| WORK TASK 1 |
Update the energy storage text from "Distributed fast-cycling energy" through "hours a day.", putting "long-duration" wherever "deep-cycling" appears.
| WORK TASK 2 |
Answer these questions from the energy storage text:
(a) What do vast banks of deep-cycling batteries perform?
(b) Which three groups are named as able to benefit from large-scale storage infrastructure?
(c) For how many hours a day might stand-by capability be utilized?
TEXT SHOWN section start
Distributed fast-cycling energy storage is an excellent technology for grid regulation applications, while vast banks of deep-cycling batteries perform standby backup for critical loads throughout the grid. In the past, a different type of storage was needed for each case. But emerging lead technologies might now allow us to solve both problems simultaneously.

As the energy-storage market matures, a few technologies are emerging that can provide safe, large-scale energy storage optimized for both fast-cycling and deep-cycling. The technological shift suddenly allows innovative co-investment strategies between energy retailers, utilities and end-customers, all of who can benefit from large-scale storage infrastructure. With so much stand-by capability sitting on float around the world, it’s a tantalizing thought that it might be possible to utilize it 24 hours a day.
TEXT SHOWN section end
DATA EXCERPTS section start
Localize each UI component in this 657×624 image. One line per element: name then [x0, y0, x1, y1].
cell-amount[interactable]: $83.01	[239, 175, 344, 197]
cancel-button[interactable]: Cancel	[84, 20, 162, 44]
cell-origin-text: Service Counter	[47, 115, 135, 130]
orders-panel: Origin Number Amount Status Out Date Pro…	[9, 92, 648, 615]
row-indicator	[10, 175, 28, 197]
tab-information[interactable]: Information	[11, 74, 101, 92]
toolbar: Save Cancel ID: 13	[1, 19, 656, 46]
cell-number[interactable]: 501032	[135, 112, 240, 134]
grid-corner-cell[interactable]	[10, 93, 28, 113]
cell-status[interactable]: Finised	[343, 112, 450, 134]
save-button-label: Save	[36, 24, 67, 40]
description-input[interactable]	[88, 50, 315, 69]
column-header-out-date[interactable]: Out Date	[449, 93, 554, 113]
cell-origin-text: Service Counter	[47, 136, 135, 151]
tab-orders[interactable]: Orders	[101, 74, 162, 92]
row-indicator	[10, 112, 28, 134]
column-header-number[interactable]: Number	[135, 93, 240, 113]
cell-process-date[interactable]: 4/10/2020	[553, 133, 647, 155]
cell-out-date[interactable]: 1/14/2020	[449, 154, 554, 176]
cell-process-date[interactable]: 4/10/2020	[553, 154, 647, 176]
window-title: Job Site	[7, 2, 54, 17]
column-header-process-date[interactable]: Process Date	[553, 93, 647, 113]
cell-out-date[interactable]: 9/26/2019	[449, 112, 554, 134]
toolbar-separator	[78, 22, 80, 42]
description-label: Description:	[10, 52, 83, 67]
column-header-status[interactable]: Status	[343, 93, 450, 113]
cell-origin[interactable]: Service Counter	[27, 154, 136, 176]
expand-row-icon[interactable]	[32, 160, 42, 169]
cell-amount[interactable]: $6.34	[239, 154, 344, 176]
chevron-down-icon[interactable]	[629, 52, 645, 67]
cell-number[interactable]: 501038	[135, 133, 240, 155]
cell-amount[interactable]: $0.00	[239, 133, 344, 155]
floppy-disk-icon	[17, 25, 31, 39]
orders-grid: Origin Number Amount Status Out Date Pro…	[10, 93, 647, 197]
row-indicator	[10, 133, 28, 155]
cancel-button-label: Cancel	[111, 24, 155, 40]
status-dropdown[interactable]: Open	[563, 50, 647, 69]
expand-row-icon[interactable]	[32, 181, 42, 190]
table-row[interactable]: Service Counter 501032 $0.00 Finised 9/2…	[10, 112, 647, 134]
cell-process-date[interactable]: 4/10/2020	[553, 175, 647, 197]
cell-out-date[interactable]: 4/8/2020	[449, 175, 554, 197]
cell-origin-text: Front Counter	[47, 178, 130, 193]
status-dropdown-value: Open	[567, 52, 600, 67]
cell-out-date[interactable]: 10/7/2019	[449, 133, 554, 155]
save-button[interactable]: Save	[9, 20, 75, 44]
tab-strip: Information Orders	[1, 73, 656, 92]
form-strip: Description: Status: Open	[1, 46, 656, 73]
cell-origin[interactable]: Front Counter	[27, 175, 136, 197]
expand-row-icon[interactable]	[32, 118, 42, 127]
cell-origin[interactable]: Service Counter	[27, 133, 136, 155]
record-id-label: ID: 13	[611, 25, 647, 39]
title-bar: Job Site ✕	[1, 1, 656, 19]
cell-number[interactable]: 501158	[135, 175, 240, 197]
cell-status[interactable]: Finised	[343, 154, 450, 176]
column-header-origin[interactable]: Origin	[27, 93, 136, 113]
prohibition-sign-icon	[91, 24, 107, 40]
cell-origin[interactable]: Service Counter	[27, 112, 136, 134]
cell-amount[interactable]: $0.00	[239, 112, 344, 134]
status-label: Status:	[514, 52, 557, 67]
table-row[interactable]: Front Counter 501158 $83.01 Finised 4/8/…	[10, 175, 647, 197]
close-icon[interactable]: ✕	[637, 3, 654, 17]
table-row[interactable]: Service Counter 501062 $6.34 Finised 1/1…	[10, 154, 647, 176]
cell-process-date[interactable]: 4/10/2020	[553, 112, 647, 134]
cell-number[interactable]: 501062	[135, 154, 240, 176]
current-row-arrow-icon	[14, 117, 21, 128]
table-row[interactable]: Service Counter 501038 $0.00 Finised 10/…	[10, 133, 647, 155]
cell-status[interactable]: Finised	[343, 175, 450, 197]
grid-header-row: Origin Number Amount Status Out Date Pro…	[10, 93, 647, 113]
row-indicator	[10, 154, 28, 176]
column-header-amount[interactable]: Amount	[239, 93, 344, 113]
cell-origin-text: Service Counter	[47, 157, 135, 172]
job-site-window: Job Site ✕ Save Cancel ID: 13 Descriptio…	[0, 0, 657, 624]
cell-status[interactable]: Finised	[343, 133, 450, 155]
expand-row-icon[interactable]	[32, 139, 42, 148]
DATA EXCERPTS section end
| RESPONSE AREA 1 |
Distributed fast-cycling energy storage is an excellent technology for grid regulation applications, while vast banks of long-duration batteries perform standby backup for critical loads throughout the grid. In the past, a different type of storage was needed for each case. But emerging lead technologies might now allow us to solve both problems simultaneously.

As the energy-storage market matures, a few technologies are emerging that can provide safe, large-scale energy storage optimized for both fast-cycling and long-duration. The technological shift suddenly allows innovative co-investment strategies between energy retailers, utilities and end-customers, all of who can benefit from large-scale storage infrastructure. With so much stand-by capability sitting on float around the world, it’s a tantalizing thought that it might be possible to utilize it 24 hours a day.

| RESPONSE AREA 2 |
(a) Standby backup for critical loads throughout the grid.
(b) Energy retailers, utilities and end-customers.
(c) 24 hours a day.